═════ DATA PROVIDED

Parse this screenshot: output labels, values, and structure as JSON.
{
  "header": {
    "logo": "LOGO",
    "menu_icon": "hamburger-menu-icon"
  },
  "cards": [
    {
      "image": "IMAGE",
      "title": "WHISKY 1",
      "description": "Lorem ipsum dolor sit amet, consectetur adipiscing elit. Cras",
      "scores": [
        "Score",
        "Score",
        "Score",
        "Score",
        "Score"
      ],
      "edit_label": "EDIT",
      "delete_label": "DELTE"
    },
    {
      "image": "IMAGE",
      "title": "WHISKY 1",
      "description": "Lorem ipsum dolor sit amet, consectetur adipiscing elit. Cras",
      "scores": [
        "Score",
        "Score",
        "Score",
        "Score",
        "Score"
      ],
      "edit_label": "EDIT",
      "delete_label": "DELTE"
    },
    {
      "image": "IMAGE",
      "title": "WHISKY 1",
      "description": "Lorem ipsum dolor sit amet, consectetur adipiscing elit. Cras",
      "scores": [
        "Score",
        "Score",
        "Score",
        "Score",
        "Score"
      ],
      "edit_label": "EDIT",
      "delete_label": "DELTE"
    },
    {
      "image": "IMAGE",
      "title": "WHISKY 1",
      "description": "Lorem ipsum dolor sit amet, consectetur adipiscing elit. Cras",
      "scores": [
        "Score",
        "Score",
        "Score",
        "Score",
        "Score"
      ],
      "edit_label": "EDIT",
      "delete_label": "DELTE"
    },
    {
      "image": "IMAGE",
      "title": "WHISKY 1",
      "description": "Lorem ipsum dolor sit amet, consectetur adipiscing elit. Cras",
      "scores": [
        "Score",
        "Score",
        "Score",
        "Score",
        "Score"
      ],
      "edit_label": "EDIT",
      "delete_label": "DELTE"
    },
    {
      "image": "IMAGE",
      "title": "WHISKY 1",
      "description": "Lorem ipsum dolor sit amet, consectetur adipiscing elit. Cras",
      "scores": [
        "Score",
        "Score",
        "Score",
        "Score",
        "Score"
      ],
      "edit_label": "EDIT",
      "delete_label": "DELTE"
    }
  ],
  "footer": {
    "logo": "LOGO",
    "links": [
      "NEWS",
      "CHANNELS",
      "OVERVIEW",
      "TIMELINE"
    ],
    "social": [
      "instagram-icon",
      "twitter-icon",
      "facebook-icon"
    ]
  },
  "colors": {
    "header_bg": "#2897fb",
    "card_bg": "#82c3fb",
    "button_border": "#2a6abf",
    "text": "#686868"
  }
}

══════════

CHALLENGE ::
Output the records above in their entirety, exactly.

OUTPUT BELOW ::
Parse this screenshot: output labels, values, and structure as JSON.
{
  "header": {
    "logo": "LOGO",
    "menu_icon": "hamburger-menu-icon"
  },
  "cards": [
    {
      "image": "IMAGE",
      "title": "WHISKY 1",
      "description": "Lorem ipsum dolor sit amet, consectetur adipiscing elit. Cras",
      "scores": [
        "Score",
        "Score",
        "Score",
        "Score",
        "Score"
      ],
      "edit_label": "EDIT",
      "delete_label": "DELTE"
    },
    {
      "image": "IMAGE",
      "title": "WHISKY 1",
      "description": "Lorem ipsum dolor sit amet, consectetur adipiscing elit. Cras",
      "scores": [
        "Score",
        "Score",
        "Score",
        "Score",
        "Score"
      ],
      "edit_label": "EDIT",
      "delete_label": "DELTE"
    },
    {
      "image": "IMAGE",
      "title": "WHISKY 1",
      "description": "Lorem ipsum dolor sit amet, consectetur adipiscing elit. Cras",
      "scores": [
        "Score",
        "Score",
        "Score",
        "Score",
        "Score"
      ],
      "edit_label": "EDIT",
      "delete_label": "DELTE"
    },
    {
      "image": "IMAGE",
      "title": "WHISKY 1",
      "description": "Lorem ipsum dolor sit amet, consectetur adipiscing elit. Cras",
      "scores": [
        "Score",
        "Score",
        "Score",
        "Score",
        "Score"
      ],
      "edit_label": "EDIT",
      "delete_label": "DELTE"
    },
    {
      "image": "IMAGE",
      "title": "WHISKY 1",
      "description": "Lorem ipsum dolor sit amet, consectetur adipiscing elit. Cras",
      "scores": [
        "Score",
        "Score",
        "Score",
        "Score",
        "Score"
      ],
      "edit_label": "EDIT",
      "delete_label": "DELTE"
    },
    {
      "image": "IMAGE",
      "title": "WHISKY 1",
      "description": "Lorem ipsum dolor sit amet, consectetur adipiscing elit. Cras",
      "scores": [
        "Score",
        "Score",
        "Score",
        "Score",
        "Score"
      ],
      "edit_label": "EDIT",
      "delete_label": "DELTE"
    }
  ],
  "footer": {
    "logo": "LOGO",
    "links": [
      "NEWS",
      "CHANNELS",
      "OVERVIEW",
      "TIMELINE"
    ],
    "social": [
      "instagram-icon",
      "twitter-icon",
      "facebook-icon"
    ]
  },
  "colors": {
    "header_bg": "#2897fb",
    "card_bg": "#82c3fb",
    "button_border": "#2a6abf",
    "text": "#686868"
  }
}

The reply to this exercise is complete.